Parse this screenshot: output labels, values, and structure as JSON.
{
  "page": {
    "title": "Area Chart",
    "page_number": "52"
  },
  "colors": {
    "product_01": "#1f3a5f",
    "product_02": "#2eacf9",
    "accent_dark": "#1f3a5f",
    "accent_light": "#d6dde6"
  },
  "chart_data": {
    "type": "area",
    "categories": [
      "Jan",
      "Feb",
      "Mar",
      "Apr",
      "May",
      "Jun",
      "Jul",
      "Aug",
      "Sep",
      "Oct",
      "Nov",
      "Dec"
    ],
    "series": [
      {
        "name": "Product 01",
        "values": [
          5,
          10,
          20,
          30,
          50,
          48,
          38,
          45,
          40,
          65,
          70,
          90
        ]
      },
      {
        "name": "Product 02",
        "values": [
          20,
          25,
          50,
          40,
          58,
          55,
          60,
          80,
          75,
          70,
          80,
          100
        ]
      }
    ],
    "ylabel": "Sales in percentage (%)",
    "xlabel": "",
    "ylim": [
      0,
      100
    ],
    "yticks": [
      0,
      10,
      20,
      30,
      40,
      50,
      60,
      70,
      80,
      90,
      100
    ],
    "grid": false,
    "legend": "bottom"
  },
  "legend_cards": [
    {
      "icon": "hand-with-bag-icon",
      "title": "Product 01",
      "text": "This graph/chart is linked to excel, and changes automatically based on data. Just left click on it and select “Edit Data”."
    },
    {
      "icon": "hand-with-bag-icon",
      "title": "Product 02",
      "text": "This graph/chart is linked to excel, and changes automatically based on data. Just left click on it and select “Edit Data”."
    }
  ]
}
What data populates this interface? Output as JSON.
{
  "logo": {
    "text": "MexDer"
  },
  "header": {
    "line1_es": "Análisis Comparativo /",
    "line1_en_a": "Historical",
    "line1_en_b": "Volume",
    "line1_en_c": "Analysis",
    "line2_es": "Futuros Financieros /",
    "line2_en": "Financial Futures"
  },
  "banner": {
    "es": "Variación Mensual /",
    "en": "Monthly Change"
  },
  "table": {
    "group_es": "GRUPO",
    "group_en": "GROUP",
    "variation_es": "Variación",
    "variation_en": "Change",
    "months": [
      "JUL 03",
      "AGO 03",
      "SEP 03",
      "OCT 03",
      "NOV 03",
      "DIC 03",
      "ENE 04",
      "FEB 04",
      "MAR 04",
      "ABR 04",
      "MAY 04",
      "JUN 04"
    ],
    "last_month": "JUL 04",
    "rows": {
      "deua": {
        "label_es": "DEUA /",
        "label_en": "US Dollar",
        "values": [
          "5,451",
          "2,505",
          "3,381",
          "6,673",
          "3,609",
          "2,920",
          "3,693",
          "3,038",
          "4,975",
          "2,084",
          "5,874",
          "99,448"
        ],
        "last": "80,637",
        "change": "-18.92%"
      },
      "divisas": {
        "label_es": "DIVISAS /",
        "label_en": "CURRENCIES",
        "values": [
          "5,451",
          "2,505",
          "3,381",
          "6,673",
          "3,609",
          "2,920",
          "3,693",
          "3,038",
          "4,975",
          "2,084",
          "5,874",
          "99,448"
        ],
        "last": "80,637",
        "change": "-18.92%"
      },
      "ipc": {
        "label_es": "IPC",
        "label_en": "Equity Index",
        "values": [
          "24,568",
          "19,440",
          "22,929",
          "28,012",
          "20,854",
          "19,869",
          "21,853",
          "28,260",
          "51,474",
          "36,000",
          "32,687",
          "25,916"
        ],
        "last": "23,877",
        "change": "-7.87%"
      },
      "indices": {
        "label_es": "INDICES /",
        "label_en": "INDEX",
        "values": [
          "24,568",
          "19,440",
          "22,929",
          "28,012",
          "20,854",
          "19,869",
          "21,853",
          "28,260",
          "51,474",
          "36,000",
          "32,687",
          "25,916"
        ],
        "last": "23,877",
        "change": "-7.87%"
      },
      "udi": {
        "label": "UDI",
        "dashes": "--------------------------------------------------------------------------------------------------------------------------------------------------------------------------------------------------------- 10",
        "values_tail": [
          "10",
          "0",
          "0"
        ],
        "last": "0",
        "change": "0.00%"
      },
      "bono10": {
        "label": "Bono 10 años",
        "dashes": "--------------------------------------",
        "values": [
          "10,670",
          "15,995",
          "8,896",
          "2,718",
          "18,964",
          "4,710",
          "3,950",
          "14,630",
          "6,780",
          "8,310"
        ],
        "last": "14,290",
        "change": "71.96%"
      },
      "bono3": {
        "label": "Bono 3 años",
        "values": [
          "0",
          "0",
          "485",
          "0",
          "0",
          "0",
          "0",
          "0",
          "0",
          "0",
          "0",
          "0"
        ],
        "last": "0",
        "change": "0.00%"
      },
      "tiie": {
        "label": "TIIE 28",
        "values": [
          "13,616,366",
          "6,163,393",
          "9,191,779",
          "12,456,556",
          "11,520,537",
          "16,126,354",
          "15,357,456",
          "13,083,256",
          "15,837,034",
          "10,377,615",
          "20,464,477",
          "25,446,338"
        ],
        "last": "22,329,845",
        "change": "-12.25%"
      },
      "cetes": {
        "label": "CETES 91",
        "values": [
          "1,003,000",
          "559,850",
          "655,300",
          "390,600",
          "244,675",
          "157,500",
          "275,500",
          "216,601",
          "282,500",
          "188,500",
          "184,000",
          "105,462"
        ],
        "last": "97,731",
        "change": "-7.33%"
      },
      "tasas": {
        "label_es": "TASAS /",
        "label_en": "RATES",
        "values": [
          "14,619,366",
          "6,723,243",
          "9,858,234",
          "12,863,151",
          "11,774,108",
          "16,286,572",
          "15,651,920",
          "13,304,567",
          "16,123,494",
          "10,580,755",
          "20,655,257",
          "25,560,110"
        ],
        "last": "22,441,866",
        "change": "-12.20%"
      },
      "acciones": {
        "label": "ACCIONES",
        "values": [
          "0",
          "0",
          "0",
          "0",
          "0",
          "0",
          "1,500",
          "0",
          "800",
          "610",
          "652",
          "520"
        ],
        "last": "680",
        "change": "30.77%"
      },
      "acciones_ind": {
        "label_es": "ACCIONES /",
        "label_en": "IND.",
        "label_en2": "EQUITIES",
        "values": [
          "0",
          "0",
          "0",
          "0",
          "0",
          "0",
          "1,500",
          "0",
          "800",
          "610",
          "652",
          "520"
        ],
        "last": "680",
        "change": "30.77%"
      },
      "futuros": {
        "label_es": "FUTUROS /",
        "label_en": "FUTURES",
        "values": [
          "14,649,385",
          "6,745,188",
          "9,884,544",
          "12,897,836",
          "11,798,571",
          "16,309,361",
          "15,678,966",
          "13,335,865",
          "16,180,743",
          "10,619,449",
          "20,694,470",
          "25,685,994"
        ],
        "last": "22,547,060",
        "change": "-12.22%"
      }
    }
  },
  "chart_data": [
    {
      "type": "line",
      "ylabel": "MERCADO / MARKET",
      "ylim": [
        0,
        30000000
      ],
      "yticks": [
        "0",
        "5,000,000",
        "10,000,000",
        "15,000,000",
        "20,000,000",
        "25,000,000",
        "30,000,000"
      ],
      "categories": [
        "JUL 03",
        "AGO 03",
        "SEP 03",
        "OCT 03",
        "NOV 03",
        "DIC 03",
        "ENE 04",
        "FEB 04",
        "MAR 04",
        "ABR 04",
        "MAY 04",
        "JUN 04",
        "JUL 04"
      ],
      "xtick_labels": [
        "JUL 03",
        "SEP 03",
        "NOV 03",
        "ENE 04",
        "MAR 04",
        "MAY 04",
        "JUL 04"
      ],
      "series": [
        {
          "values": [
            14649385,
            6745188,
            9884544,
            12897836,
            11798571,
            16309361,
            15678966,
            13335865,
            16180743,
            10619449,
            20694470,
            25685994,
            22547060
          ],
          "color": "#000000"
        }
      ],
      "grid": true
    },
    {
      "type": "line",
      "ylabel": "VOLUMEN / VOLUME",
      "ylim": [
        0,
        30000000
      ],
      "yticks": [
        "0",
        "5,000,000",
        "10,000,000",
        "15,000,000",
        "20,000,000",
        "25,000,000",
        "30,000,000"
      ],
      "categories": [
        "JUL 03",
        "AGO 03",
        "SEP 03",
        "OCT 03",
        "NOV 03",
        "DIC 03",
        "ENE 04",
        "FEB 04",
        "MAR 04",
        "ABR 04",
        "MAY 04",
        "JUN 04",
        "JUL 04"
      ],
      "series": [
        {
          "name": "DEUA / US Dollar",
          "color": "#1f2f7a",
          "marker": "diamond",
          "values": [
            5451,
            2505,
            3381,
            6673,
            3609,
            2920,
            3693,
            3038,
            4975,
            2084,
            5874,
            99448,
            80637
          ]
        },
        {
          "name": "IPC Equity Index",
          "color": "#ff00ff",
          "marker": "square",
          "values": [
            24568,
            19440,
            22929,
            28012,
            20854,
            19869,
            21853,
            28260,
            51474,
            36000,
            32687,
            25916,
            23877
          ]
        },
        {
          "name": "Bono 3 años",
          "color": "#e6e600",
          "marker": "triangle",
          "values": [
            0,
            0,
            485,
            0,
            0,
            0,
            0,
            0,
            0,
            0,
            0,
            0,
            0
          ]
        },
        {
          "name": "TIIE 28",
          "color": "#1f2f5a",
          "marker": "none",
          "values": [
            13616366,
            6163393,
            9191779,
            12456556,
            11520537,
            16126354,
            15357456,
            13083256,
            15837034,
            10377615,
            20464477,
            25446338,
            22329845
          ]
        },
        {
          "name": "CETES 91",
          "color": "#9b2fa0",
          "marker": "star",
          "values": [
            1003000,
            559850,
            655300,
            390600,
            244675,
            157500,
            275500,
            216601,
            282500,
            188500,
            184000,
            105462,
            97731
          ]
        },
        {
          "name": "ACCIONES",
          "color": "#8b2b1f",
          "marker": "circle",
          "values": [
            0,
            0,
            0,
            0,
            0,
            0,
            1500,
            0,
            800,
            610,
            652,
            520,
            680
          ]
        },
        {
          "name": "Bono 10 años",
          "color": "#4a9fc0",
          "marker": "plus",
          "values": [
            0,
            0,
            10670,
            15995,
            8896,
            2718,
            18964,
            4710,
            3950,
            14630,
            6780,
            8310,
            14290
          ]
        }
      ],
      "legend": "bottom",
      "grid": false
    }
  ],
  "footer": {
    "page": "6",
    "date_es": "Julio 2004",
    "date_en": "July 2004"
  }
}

**Exercise task:**
Gather and copy every line of the data in which the string "marker" is found.

**Response to this task:**
          "marker": "diamond",
          "marker": "square",
          "marker": "triangle",
          "marker": "none",
          "marker": "star",
          "marker": "circle",
          "marker": "plus",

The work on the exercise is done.